In the listing below, count each line containing "type" and answer with the count only.

Records that describe figures
────────────────────────────────────────
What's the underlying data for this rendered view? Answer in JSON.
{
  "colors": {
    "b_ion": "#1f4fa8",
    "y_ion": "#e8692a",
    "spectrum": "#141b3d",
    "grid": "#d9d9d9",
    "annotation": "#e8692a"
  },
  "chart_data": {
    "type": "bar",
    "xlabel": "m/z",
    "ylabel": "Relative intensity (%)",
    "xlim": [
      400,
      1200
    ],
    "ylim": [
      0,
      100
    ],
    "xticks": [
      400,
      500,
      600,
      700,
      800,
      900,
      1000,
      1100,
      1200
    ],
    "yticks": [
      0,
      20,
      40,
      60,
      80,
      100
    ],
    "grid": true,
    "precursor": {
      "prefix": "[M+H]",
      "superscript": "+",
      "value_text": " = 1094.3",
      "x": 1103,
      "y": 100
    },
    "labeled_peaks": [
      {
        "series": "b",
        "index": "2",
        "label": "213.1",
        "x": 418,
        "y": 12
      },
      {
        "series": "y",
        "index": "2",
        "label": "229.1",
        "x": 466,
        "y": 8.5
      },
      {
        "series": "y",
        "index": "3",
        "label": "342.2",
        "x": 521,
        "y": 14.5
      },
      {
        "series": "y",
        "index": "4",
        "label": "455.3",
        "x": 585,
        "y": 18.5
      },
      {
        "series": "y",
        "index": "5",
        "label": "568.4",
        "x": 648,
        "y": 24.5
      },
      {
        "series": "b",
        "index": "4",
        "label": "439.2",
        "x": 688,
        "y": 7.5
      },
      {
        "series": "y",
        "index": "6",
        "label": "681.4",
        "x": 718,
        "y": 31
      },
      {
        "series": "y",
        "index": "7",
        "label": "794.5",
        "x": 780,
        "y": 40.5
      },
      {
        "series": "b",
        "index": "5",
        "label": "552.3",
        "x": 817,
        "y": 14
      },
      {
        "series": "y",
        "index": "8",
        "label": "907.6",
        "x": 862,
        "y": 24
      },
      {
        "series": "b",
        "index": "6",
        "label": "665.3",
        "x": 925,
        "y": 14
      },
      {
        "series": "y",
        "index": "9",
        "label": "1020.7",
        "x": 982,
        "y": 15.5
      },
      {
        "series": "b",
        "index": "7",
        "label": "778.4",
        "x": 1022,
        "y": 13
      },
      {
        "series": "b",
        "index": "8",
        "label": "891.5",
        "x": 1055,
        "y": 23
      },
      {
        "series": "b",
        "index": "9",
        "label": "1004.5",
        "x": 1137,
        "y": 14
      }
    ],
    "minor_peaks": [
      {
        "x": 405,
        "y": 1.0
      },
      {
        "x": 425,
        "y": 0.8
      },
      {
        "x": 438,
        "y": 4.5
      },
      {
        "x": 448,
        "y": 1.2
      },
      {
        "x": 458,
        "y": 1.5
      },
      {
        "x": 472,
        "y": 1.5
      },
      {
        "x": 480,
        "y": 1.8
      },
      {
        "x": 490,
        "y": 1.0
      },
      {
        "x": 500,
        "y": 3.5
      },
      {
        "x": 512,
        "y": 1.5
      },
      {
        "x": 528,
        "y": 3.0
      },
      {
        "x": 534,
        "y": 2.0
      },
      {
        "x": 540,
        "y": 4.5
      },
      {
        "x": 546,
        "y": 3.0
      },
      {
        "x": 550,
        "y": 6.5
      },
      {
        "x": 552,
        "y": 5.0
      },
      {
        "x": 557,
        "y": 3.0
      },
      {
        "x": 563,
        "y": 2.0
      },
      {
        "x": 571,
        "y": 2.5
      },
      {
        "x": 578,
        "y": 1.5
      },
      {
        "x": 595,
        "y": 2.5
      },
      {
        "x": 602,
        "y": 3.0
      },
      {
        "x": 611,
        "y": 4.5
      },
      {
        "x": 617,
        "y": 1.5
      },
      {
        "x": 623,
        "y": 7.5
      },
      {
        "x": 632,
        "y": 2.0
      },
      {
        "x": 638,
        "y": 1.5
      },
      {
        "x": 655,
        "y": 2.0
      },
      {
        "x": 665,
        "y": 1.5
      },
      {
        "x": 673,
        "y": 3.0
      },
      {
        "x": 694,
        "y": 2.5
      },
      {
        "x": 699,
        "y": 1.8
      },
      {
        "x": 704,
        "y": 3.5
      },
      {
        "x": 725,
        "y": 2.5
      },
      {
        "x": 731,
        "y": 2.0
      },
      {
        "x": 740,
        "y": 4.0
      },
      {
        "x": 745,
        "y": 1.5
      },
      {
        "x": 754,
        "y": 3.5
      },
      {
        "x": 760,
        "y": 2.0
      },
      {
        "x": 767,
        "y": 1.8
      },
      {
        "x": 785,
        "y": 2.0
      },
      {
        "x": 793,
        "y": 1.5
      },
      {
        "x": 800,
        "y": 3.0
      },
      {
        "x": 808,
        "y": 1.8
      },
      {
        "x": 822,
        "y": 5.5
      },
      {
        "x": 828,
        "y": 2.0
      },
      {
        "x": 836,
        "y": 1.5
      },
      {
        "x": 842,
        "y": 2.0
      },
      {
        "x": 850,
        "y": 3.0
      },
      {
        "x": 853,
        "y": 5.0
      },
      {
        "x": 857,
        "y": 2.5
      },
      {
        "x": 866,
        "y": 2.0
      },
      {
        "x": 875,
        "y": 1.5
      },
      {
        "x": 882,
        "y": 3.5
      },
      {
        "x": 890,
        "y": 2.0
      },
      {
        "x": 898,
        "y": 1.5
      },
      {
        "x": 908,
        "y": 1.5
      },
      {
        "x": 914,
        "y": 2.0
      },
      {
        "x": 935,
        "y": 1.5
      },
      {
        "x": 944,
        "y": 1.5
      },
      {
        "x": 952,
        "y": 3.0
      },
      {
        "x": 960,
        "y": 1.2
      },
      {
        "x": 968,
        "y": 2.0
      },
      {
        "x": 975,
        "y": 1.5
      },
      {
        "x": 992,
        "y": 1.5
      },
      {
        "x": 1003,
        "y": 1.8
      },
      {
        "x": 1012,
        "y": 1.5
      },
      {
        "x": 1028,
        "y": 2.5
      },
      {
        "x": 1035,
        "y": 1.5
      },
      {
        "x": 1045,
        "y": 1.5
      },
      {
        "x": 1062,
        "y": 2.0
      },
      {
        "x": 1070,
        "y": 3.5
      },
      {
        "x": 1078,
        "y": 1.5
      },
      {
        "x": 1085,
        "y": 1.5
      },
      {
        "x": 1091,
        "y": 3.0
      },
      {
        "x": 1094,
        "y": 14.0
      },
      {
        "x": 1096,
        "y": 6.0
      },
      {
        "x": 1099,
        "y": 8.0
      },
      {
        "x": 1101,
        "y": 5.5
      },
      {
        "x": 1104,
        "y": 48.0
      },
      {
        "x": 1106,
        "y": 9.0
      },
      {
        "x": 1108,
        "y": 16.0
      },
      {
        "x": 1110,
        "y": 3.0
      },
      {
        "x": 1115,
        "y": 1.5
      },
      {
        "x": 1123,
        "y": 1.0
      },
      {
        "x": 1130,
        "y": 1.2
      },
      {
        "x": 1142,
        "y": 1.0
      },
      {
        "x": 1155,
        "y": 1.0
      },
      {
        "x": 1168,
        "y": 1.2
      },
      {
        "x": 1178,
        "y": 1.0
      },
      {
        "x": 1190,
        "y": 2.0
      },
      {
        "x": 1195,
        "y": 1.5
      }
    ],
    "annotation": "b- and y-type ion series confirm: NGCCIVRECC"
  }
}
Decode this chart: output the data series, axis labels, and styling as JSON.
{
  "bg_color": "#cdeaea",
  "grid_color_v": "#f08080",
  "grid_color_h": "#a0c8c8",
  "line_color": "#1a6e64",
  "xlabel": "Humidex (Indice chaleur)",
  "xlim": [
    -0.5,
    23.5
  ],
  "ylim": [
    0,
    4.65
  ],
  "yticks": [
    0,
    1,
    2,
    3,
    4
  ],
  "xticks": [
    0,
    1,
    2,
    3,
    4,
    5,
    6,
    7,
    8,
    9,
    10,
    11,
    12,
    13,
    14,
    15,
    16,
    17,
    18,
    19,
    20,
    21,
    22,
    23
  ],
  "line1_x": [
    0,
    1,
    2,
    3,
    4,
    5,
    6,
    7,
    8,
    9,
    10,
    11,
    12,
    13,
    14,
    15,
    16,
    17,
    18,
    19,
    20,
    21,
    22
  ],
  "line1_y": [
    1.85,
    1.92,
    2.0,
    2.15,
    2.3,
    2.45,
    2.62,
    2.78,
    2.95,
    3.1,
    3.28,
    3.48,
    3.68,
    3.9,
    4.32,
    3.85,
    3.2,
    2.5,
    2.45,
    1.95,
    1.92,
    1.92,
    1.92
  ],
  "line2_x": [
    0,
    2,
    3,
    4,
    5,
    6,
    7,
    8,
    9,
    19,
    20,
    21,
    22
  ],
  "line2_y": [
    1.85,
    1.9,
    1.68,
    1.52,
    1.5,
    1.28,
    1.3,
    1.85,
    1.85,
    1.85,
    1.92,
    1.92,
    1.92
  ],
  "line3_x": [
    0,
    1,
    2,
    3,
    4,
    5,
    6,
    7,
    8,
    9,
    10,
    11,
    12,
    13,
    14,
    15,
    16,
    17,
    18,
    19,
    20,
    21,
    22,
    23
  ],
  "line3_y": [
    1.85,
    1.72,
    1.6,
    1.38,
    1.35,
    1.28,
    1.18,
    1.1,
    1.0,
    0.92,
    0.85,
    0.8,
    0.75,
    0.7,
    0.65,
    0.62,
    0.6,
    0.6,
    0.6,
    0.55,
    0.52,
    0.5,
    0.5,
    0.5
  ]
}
────────────────────────────────────────
**Task answer**
2